◆ TASK INPUTS ◆
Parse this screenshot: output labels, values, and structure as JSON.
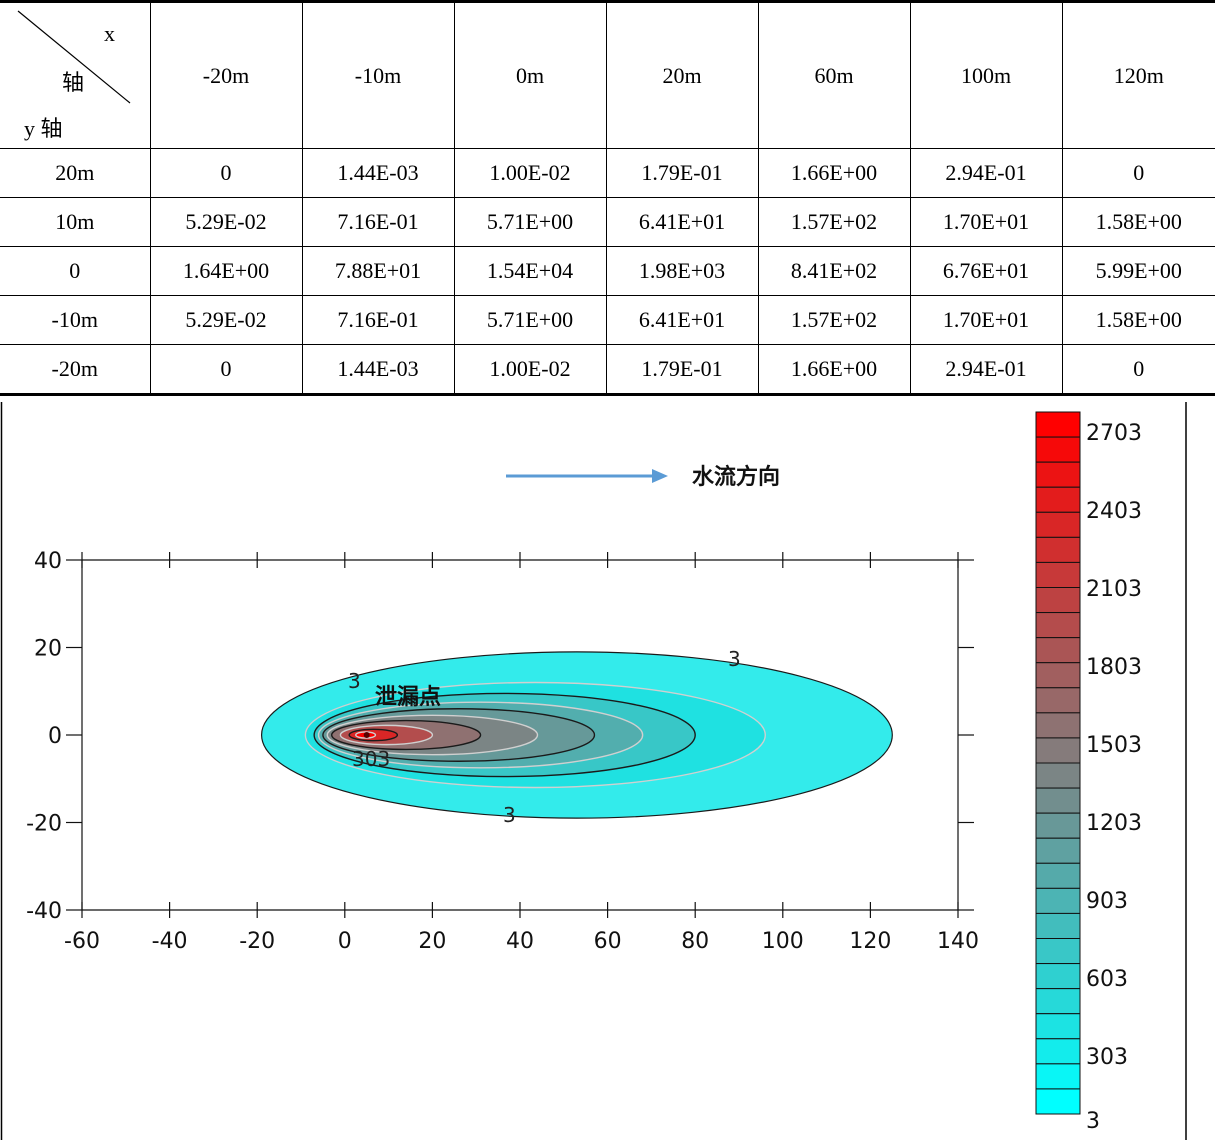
{
  "table": {
    "corner": {
      "x_label": "x",
      "x_axis": "轴",
      "y_label": "y 轴"
    },
    "columns": [
      "-20m",
      "-10m",
      "0m",
      "20m",
      "60m",
      "100m",
      "120m"
    ],
    "rows": [
      {
        "label": "20m",
        "cells": [
          "0",
          "1.44E-03",
          "1.00E-02",
          "1.79E-01",
          "1.66E+00",
          "2.94E-01",
          "0"
        ]
      },
      {
        "label": "10m",
        "cells": [
          "5.29E-02",
          "7.16E-01",
          "5.71E+00",
          "6.41E+01",
          "1.57E+02",
          "1.70E+01",
          "1.58E+00"
        ]
      },
      {
        "label": "0",
        "cells": [
          "1.64E+00",
          "7.88E+01",
          "1.54E+04",
          "1.98E+03",
          "8.41E+02",
          "6.76E+01",
          "5.99E+00"
        ]
      },
      {
        "label": "-10m",
        "cells": [
          "5.29E-02",
          "7.16E-01",
          "5.71E+00",
          "6.41E+01",
          "1.57E+02",
          "1.70E+01",
          "1.58E+00"
        ]
      },
      {
        "label": "-20m",
        "cells": [
          "0",
          "1.44E-03",
          "1.00E-02",
          "1.79E-01",
          "1.66E+00",
          "2.94E-01",
          "0"
        ]
      }
    ]
  },
  "chart_data": {
    "type": "contour",
    "xlim": [
      -60,
      140
    ],
    "ylim": [
      -40,
      40
    ],
    "x_ticks": [
      "-60",
      "-40",
      "-20",
      "0",
      "20",
      "40",
      "60",
      "80",
      "100",
      "120",
      "140"
    ],
    "y_ticks": [
      "40",
      "20",
      "0",
      "-20",
      "-40"
    ],
    "flow_label": "水流方向",
    "leak_label": "泄漏点",
    "contour_labels": [
      "3",
      "3",
      "3",
      "303"
    ],
    "source_point": {
      "x": 5,
      "y": 0
    },
    "colorbar": {
      "labels": [
        "2703",
        "2403",
        "2103",
        "1803",
        "1503",
        "1203",
        "903",
        "603",
        "303",
        "3"
      ],
      "min": 3,
      "max": 2703,
      "levels": 28,
      "color_low": "#00ffff",
      "color_mid": "#808080",
      "color_high": "#ff0000"
    },
    "plume_fill_color": "#33ebeb",
    "arrow_color": "#5b9bd5"
  }
}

◆ WRITTEN INSTRUCTION ◆
Every line above should be repeated exactly; pictures stay out of the copy.

◆ ANSWER TO THIS PROBLEM ◆
Parse this screenshot: output labels, values, and structure as JSON.
{
  "table": {
    "corner": {
      "x_label": "x",
      "x_axis": "轴",
      "y_label": "y 轴"
    },
    "columns": [
      "-20m",
      "-10m",
      "0m",
      "20m",
      "60m",
      "100m",
      "120m"
    ],
    "rows": [
      {
        "label": "20m",
        "cells": [
          "0",
          "1.44E-03",
          "1.00E-02",
          "1.79E-01",
          "1.66E+00",
          "2.94E-01",
          "0"
        ]
      },
      {
        "label": "10m",
        "cells": [
          "5.29E-02",
          "7.16E-01",
          "5.71E+00",
          "6.41E+01",
          "1.57E+02",
          "1.70E+01",
          "1.58E+00"
        ]
      },
      {
        "label": "0",
        "cells": [
          "1.64E+00",
          "7.88E+01",
          "1.54E+04",
          "1.98E+03",
          "8.41E+02",
          "6.76E+01",
          "5.99E+00"
        ]
      },
      {
        "label": "-10m",
        "cells": [
          "5.29E-02",
          "7.16E-01",
          "5.71E+00",
          "6.41E+01",
          "1.57E+02",
          "1.70E+01",
          "1.58E+00"
        ]
      },
      {
        "label": "-20m",
        "cells": [
          "0",
          "1.44E-03",
          "1.00E-02",
          "1.79E-01",
          "1.66E+00",
          "2.94E-01",
          "0"
        ]
      }
    ]
  },
  "chart_data": {
    "type": "contour",
    "xlim": [
      -60,
      140
    ],
    "ylim": [
      -40,
      40
    ],
    "x_ticks": [
      "-60",
      "-40",
      "-20",
      "0",
      "20",
      "40",
      "60",
      "80",
      "100",
      "120",
      "140"
    ],
    "y_ticks": [
      "40",
      "20",
      "0",
      "-20",
      "-40"
    ],
    "flow_label": "水流方向",
    "leak_label": "泄漏点",
    "contour_labels": [
      "3",
      "3",
      "3",
      "303"
    ],
    "source_point": {
      "x": 5,
      "y": 0
    },
    "colorbar": {
      "labels": [
        "2703",
        "2403",
        "2103",
        "1803",
        "1503",
        "1203",
        "903",
        "603",
        "303",
        "3"
      ],
      "min": 3,
      "max": 2703,
      "levels": 28,
      "color_low": "#00ffff",
      "color_mid": "#808080",
      "color_high": "#ff0000"
    },
    "plume_fill_color": "#33ebeb",
    "arrow_color": "#5b9bd5"
  }
}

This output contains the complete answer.